TASK DIRECTIONS: Identify, in the records below, every line where the string "должности" appears, and copy each such line.

RECORDS PROVIDED:
================================
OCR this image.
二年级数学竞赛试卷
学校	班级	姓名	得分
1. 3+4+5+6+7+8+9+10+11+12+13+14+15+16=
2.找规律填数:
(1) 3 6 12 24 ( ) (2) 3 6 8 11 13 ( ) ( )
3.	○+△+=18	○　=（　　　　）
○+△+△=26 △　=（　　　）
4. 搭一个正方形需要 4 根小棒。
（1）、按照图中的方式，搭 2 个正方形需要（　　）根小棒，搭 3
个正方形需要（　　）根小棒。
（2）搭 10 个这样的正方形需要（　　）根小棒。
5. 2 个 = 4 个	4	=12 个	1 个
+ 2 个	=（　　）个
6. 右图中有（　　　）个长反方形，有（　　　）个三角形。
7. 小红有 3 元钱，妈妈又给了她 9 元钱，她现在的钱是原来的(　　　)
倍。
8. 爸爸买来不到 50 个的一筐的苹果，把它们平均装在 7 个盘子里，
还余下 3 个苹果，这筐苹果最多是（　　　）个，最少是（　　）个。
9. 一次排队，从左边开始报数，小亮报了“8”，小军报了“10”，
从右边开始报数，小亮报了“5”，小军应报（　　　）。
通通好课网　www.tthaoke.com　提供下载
================================
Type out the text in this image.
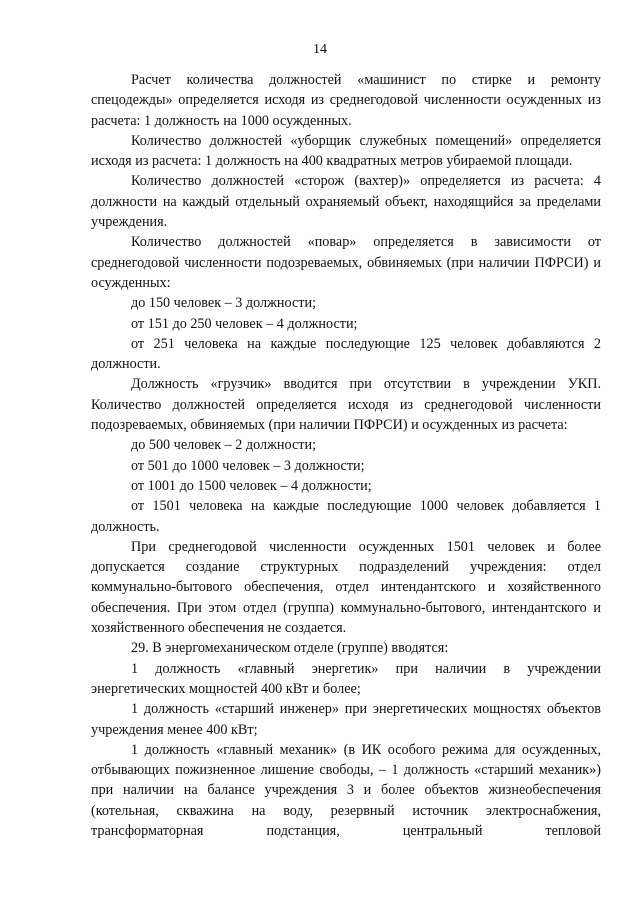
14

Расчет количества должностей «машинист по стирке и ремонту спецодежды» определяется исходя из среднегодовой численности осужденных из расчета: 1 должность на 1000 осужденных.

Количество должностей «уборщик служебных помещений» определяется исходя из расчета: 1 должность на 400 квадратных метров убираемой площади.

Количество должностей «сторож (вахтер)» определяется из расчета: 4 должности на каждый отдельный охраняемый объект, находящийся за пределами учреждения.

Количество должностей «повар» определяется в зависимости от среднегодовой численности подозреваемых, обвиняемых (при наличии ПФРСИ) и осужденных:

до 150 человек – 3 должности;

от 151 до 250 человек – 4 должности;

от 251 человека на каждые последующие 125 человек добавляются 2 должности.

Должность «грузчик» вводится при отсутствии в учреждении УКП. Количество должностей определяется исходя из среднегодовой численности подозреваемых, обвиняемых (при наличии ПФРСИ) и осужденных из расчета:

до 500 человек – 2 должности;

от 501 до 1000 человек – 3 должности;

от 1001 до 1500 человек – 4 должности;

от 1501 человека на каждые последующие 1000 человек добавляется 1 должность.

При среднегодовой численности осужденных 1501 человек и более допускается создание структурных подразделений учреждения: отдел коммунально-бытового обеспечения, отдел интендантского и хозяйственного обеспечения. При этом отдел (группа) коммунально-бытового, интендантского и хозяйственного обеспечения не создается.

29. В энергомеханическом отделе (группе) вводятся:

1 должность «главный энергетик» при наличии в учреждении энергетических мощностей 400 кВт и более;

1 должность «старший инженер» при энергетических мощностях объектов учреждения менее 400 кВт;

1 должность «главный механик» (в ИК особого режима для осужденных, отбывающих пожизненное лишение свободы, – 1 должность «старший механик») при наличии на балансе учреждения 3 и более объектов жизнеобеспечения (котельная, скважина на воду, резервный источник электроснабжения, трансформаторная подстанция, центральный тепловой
================================
EXPECTED ANSWER:
Количество должностей «сторож (вахтер)» определяется из расчета: 4 должности на каждый отдельный охраняемый объект, находящийся за пределами учреждения.
до 150 человек – 3 должности;
от 151 до 250 человек – 4 должности;
от 251 человека на каждые последующие 125 человек добавляются 2 должности.
до 500 человек – 2 должности;
от 501 до 1000 человек – 3 должности;
от 1001 до 1500 человек – 4 должности;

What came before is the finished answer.